→ **WRITTEN PROBLEM**
Reproduce all entries precisely, down to the last character.
--- Start ---
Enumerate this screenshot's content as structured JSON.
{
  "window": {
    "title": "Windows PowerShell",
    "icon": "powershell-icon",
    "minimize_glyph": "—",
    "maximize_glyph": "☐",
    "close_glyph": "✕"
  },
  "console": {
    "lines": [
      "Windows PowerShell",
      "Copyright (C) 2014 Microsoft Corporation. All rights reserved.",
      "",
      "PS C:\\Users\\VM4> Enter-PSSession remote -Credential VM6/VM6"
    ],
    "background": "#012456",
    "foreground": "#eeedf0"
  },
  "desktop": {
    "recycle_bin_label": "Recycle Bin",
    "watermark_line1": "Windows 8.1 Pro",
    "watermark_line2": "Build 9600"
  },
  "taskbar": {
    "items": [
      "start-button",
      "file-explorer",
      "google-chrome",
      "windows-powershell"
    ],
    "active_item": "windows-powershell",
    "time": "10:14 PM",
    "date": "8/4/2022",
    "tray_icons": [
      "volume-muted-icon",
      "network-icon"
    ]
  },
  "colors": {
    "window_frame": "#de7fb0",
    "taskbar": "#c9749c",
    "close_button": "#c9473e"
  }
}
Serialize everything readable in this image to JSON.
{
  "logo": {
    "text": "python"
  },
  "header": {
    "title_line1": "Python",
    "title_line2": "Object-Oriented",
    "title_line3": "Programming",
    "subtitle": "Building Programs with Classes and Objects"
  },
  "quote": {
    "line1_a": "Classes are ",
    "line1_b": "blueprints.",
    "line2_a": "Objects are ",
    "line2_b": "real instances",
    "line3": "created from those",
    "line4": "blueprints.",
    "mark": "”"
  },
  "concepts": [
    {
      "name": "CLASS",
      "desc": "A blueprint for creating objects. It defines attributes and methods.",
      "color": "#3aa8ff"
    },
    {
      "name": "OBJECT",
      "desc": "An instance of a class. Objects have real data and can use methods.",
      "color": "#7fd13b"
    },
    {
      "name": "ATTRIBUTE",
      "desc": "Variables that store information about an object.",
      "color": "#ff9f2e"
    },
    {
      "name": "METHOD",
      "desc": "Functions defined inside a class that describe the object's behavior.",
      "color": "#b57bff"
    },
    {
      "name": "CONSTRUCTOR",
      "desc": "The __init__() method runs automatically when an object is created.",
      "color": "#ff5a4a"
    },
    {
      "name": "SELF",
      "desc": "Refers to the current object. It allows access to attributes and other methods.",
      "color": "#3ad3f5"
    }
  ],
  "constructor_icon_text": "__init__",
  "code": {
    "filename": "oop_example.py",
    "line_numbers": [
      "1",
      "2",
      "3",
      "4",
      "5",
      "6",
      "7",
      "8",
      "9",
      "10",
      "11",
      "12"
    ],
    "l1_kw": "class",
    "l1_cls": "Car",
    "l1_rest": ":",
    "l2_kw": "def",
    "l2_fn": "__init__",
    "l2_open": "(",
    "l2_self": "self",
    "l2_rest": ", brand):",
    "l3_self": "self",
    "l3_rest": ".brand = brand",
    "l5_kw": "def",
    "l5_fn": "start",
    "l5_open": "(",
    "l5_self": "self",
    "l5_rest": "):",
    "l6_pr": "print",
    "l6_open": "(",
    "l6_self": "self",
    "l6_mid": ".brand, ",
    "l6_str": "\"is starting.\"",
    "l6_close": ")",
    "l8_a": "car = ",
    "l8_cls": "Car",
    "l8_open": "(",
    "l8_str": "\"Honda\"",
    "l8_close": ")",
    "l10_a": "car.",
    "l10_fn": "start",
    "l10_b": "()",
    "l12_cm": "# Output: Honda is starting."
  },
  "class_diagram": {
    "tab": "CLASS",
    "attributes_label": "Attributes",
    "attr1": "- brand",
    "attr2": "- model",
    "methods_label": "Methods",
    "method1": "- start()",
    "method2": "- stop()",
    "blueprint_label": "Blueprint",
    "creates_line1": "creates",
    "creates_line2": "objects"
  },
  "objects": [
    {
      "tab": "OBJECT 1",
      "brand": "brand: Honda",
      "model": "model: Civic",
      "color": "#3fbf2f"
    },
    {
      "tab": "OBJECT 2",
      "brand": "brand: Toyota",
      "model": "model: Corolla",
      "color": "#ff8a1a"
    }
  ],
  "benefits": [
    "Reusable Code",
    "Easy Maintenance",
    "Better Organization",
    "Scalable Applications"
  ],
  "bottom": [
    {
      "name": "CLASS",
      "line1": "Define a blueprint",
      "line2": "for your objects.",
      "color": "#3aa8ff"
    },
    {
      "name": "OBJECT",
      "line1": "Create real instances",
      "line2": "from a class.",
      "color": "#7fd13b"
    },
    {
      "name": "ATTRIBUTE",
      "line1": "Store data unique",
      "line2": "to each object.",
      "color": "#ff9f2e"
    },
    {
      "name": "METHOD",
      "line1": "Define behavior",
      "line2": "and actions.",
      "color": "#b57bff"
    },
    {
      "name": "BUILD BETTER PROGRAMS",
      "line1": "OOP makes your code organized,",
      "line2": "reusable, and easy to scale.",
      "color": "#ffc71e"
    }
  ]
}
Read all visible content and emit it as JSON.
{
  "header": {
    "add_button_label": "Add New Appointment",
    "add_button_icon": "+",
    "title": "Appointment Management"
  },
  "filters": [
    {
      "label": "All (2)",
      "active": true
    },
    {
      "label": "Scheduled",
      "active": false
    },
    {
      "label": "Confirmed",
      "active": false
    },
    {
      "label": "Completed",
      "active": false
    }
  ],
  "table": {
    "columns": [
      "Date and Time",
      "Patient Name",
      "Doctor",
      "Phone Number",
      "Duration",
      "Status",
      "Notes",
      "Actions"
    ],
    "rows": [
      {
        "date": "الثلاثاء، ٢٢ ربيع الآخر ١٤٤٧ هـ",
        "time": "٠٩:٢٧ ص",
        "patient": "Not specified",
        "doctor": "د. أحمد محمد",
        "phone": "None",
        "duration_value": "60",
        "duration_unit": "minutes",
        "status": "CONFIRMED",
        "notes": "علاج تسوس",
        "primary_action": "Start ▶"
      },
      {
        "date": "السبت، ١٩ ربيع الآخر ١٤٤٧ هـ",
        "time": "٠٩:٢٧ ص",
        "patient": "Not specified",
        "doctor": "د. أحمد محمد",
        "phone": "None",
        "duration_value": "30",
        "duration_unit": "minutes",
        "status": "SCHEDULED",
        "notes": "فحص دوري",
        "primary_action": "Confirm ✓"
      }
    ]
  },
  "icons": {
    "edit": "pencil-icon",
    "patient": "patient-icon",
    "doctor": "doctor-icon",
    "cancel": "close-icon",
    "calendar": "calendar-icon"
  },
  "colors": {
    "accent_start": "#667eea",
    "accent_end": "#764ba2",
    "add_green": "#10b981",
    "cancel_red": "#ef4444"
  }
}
--- End ---
→ **TASK SOLUTION**
Enumerate this screenshot's content as structured JSON.
{
  "window": {
    "title": "Windows PowerShell",
    "icon": "powershell-icon",
    "minimize_glyph": "—",
    "maximize_glyph": "☐",
    "close_glyph": "✕"
  },
  "console": {
    "lines": [
      "Windows PowerShell",
      "Copyright (C) 2014 Microsoft Corporation. All rights reserved.",
      "",
      "PS C:\\Users\\VM4> Enter-PSSession remote -Credential VM6/VM6"
    ],
    "background": "#012456",
    "foreground": "#eeedf0"
  },
  "desktop": {
    "recycle_bin_label": "Recycle Bin",
    "watermark_line1": "Windows 8.1 Pro",
    "watermark_line2": "Build 9600"
  },
  "taskbar": {
    "items": [
      "start-button",
      "file-explorer",
      "google-chrome",
      "windows-powershell"
    ],
    "active_item": "windows-powershell",
    "time": "10:14 PM",
    "date": "8/4/2022",
    "tray_icons": [
      "volume-muted-icon",
      "network-icon"
    ]
  },
  "colors": {
    "window_frame": "#de7fb0",
    "taskbar": "#c9749c",
    "close_button": "#c9473e"
  }
}
Serialize everything readable in this image to JSON.
{
  "logo": {
    "text": "python"
  },
  "header": {
    "title_line1": "Python",
    "title_line2": "Object-Oriented",
    "title_line3": "Programming",
    "subtitle": "Building Programs with Classes and Objects"
  },
  "quote": {
    "line1_a": "Classes are ",
    "line1_b": "blueprints.",
    "line2_a": "Objects are ",
    "line2_b": "real instances",
    "line3": "created from those",
    "line4": "blueprints.",
    "mark": "”"
  },
  "concepts": [
    {
      "name": "CLASS",
      "desc": "A blueprint for creating objects. It defines attributes and methods.",
      "color": "#3aa8ff"
    },
    {
      "name": "OBJECT",
      "desc": "An instance of a class. Objects have real data and can use methods.",
      "color": "#7fd13b"
    },
    {
      "name": "ATTRIBUTE",
      "desc": "Variables that store information about an object.",
      "color": "#ff9f2e"
    },
    {
      "name": "METHOD",
      "desc": "Functions defined inside a class that describe the object's behavior.",
      "color": "#b57bff"
    },
    {
      "name": "CONSTRUCTOR",
      "desc": "The __init__() method runs automatically when an object is created.",
      "color": "#ff5a4a"
    },
    {
      "name": "SELF",
      "desc": "Refers to the current object. It allows access to attributes and other methods.",
      "color": "#3ad3f5"
    }
  ],
  "constructor_icon_text": "__init__",
  "code": {
    "filename": "oop_example.py",
    "line_numbers": [
      "1",
      "2",
      "3",
      "4",
      "5",
      "6",
      "7",
      "8",
      "9",
      "10",
      "11",
      "12"
    ],
    "l1_kw": "class",
    "l1_cls": "Car",
    "l1_rest": ":",
    "l2_kw": "def",
    "l2_fn": "__init__",
    "l2_open": "(",
    "l2_self": "self",
    "l2_rest": ", brand):",
    "l3_self": "self",
    "l3_rest": ".brand = brand",
    "l5_kw": "def",
    "l5_fn": "start",
    "l5_open": "(",
    "l5_self": "self",
    "l5_rest": "):",
    "l6_pr": "print",
    "l6_open": "(",
    "l6_self": "self",
    "l6_mid": ".brand, ",
    "l6_str": "\"is starting.\"",
    "l6_close": ")",
    "l8_a": "car = ",
    "l8_cls": "Car",
    "l8_open": "(",
    "l8_str": "\"Honda\"",
    "l8_close": ")",
    "l10_a": "car.",
    "l10_fn": "start",
    "l10_b": "()",
    "l12_cm": "# Output: Honda is starting."
  },
  "class_diagram": {
    "tab": "CLASS",
    "attributes_label": "Attributes",
    "attr1": "- brand",
    "attr2": "- model",
    "methods_label": "Methods",
    "method1": "- start()",
    "method2": "- stop()",
    "blueprint_label": "Blueprint",
    "creates_line1": "creates",
    "creates_line2": "objects"
  },
  "objects": [
    {
      "tab": "OBJECT 1",
      "brand": "brand: Honda",
      "model": "model: Civic",
      "color": "#3fbf2f"
    },
    {
      "tab": "OBJECT 2",
      "brand": "brand: Toyota",
      "model": "model: Corolla",
      "color": "#ff8a1a"
    }
  ],
  "benefits": [
    "Reusable Code",
    "Easy Maintenance",
    "Better Organization",
    "Scalable Applications"
  ],
  "bottom": [
    {
      "name": "CLASS",
      "line1": "Define a blueprint",
      "line2": "for your objects.",
      "color": "#3aa8ff"
    },
    {
      "name": "OBJECT",
      "line1": "Create real instances",
      "line2": "from a class.",
      "color": "#7fd13b"
    },
    {
      "name": "ATTRIBUTE",
      "line1": "Store data unique",
      "line2": "to each object.",
      "color": "#ff9f2e"
    },
    {
      "name": "METHOD",
      "line1": "Define behavior",
      "line2": "and actions.",
      "color": "#b57bff"
    },
    {
      "name": "BUILD BETTER PROGRAMS",
      "line1": "OOP makes your code organized,",
      "line2": "reusable, and easy to scale.",
      "color": "#ffc71e"
    }
  ]
}
Read all visible content and emit it as JSON.
{
  "header": {
    "add_button_label": "Add New Appointment",
    "add_button_icon": "+",
    "title": "Appointment Management"
  },
  "filters": [
    {
      "label": "All (2)",
      "active": true
    },
    {
      "label": "Scheduled",
      "active": false
    },
    {
      "label": "Confirmed",
      "active": false
    },
    {
      "label": "Completed",
      "active": false
    }
  ],
  "table": {
    "columns": [
      "Date and Time",
      "Patient Name",
      "Doctor",
      "Phone Number",
      "Duration",
      "Status",
      "Notes",
      "Actions"
    ],
    "rows": [
      {
        "date": "الثلاثاء، ٢٢ ربيع الآخر ١٤٤٧ هـ",
        "time": "٠٩:٢٧ ص",
        "patient": "Not specified",
        "doctor": "د. أحمد محمد",
        "phone": "None",
        "duration_value": "60",
        "duration_unit": "minutes",
        "status": "CONFIRMED",
        "notes": "علاج تسوس",
        "primary_action": "Start ▶"
      },
      {
        "date": "السبت، ١٩ ربيع الآخر ١٤٤٧ هـ",
        "time": "٠٩:٢٧ ص",
        "patient": "Not specified",
        "doctor": "د. أحمد محمد",
        "phone": "None",
        "duration_value": "30",
        "duration_unit": "minutes",
        "status": "SCHEDULED",
        "notes": "فحص دوري",
        "primary_action": "Confirm ✓"
      }
    ]
  },
  "icons": {
    "edit": "pencil-icon",
    "patient": "patient-icon",
    "doctor": "doctor-icon",
    "cancel": "close-icon",
    "calendar": "calendar-icon"
  },
  "colors": {
    "accent_start": "#667eea",
    "accent_end": "#764ba2",
    "add_green": "#10b981",
    "cancel_red": "#ef4444"
  }
}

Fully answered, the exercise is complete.